▶ **EXERCISE**:
Take every line from the material that has the word "chevron" in it.

(Stored data entries)
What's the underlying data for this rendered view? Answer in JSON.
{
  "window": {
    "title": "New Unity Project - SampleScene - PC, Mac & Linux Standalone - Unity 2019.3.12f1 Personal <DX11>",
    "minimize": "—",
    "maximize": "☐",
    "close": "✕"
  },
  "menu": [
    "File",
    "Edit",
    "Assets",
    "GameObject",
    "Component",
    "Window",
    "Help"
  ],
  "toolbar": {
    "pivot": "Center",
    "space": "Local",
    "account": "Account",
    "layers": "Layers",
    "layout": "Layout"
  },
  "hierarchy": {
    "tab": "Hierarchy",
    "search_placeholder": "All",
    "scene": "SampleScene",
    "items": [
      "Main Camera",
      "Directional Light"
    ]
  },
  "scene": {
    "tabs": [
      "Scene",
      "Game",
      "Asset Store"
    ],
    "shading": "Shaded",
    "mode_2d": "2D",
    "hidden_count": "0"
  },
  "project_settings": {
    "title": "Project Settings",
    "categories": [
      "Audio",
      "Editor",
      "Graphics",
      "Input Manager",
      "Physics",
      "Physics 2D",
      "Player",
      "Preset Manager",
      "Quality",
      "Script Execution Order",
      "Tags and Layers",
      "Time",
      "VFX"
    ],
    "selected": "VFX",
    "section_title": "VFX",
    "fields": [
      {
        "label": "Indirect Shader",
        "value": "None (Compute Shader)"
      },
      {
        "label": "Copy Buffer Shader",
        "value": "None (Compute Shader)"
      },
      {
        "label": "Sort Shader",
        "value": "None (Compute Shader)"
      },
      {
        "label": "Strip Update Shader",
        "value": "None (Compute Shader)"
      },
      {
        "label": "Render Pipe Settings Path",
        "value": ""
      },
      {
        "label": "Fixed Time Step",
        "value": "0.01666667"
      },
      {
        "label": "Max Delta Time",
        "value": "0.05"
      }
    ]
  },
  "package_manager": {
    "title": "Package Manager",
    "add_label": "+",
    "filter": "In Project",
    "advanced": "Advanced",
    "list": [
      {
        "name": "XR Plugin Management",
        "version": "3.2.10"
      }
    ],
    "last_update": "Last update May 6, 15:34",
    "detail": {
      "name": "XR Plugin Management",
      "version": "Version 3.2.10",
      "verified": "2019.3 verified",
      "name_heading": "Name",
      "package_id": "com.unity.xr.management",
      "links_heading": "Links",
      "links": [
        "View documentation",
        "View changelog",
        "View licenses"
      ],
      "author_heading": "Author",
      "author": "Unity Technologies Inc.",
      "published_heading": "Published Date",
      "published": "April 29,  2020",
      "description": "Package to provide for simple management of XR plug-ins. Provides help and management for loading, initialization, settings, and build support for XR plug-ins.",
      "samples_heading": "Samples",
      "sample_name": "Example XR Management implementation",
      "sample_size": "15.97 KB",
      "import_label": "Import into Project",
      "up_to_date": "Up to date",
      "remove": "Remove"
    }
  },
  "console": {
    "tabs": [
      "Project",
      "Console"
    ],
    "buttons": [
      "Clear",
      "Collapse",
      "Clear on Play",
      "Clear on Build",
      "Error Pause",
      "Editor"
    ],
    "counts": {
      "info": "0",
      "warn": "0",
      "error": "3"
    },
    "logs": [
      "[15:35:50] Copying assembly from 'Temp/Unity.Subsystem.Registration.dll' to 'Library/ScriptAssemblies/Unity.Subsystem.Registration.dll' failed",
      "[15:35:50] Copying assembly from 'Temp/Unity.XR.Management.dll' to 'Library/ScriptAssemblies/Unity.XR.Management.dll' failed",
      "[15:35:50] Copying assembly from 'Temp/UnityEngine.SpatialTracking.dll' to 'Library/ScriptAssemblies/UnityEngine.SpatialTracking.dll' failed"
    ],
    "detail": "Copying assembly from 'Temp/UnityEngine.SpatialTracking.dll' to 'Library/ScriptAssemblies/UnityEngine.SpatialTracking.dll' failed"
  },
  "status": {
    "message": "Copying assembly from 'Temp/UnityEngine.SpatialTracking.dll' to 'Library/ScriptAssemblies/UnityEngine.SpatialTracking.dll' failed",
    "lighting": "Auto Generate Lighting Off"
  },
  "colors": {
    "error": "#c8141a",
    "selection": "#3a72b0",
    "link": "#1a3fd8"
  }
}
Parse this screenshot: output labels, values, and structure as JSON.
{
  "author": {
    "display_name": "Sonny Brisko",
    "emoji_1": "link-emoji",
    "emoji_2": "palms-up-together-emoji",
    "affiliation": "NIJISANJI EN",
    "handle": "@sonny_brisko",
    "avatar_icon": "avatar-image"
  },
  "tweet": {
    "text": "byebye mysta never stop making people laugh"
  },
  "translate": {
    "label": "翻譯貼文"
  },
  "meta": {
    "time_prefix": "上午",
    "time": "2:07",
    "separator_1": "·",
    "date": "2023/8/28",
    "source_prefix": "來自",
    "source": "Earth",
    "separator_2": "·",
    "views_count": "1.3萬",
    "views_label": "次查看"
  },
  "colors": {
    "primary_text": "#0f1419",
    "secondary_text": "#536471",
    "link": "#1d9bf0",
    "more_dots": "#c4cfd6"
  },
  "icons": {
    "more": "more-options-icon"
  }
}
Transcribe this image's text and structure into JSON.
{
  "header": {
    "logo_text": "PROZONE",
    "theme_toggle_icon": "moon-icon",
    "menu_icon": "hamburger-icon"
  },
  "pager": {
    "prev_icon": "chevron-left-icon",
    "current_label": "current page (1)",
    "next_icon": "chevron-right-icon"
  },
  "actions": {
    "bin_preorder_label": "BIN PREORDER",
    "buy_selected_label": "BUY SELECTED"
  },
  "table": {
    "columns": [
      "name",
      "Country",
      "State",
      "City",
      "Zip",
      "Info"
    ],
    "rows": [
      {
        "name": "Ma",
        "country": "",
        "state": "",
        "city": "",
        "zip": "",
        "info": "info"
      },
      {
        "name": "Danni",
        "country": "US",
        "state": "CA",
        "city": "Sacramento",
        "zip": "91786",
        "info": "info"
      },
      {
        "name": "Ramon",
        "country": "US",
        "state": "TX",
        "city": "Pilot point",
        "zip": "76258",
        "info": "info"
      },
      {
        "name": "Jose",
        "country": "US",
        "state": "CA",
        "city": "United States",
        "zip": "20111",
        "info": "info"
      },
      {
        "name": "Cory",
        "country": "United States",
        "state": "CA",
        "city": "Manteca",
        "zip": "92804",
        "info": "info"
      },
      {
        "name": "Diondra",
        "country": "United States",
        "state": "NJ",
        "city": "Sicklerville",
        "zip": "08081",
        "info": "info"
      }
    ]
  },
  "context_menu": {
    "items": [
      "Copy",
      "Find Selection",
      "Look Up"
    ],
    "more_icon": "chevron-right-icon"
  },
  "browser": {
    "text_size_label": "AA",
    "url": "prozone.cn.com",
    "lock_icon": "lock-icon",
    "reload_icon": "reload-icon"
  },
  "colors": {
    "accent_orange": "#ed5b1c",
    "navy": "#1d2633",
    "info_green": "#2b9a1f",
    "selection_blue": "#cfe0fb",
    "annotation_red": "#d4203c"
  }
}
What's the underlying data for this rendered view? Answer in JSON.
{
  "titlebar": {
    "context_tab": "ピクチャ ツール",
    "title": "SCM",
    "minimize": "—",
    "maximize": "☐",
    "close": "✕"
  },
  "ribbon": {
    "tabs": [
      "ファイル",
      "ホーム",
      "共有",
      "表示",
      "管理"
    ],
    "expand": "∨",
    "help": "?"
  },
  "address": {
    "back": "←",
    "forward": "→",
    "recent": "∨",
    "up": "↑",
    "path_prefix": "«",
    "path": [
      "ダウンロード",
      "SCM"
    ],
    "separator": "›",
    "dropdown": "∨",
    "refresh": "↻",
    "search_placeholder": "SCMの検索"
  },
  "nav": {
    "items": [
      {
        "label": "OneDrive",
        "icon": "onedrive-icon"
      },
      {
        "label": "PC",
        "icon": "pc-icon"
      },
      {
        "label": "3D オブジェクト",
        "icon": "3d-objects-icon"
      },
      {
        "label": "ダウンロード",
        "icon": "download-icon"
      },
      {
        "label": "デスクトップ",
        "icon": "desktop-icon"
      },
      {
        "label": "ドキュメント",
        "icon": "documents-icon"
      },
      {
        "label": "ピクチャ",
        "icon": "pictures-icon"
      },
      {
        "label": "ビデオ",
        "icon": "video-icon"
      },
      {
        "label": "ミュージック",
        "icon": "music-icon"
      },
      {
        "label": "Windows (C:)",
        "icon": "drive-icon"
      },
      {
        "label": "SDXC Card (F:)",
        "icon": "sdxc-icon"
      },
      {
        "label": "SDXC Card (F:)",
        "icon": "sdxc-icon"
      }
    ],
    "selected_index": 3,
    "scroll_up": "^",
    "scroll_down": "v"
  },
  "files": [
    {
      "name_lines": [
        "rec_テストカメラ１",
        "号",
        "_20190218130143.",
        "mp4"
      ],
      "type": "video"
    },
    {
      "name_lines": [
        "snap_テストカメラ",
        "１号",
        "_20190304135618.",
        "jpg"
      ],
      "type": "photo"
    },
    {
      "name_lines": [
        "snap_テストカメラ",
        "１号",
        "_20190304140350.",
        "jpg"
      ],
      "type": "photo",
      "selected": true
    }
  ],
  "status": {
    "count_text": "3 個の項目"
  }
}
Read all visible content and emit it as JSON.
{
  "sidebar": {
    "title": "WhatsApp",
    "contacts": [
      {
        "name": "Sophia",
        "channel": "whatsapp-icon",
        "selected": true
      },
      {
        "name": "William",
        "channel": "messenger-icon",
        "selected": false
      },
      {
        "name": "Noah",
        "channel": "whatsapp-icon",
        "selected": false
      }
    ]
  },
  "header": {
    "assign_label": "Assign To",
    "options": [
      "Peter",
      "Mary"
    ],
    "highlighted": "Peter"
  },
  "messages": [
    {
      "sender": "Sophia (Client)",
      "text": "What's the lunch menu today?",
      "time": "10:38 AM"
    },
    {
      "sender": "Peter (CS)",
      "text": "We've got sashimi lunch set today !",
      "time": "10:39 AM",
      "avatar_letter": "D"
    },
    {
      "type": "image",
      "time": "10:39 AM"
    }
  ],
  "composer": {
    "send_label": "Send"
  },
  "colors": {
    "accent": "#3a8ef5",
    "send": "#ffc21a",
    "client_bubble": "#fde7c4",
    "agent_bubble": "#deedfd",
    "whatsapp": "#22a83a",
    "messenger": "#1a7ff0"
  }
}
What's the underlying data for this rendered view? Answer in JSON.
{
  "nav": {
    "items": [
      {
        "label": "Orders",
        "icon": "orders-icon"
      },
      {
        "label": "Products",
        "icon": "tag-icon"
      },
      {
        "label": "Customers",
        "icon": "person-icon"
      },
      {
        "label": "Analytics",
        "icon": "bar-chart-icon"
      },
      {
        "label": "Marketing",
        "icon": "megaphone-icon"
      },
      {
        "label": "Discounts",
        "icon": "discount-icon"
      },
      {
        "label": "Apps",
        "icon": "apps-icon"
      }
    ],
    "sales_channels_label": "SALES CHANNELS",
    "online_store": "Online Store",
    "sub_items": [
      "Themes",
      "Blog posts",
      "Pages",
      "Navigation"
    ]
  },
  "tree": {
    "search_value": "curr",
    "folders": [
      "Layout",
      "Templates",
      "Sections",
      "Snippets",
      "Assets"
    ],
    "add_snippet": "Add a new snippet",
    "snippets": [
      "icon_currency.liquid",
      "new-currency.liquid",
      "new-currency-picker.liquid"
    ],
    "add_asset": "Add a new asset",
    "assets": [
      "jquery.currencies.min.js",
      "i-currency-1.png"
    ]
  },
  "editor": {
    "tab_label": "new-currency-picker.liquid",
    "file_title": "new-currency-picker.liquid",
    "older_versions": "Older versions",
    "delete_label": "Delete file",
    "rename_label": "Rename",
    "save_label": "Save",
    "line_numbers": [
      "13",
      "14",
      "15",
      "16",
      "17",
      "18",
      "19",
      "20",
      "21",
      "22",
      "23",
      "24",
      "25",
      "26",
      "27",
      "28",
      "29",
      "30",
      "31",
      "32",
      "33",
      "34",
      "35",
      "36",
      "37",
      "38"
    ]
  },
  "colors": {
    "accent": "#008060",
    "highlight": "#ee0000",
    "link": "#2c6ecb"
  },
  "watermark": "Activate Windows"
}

▶ **COMPLETE ANSWER**:
    "prev_icon": "chevron-left-icon",
    "next_icon": "chevron-right-icon"
    "more_icon": "chevron-right-icon"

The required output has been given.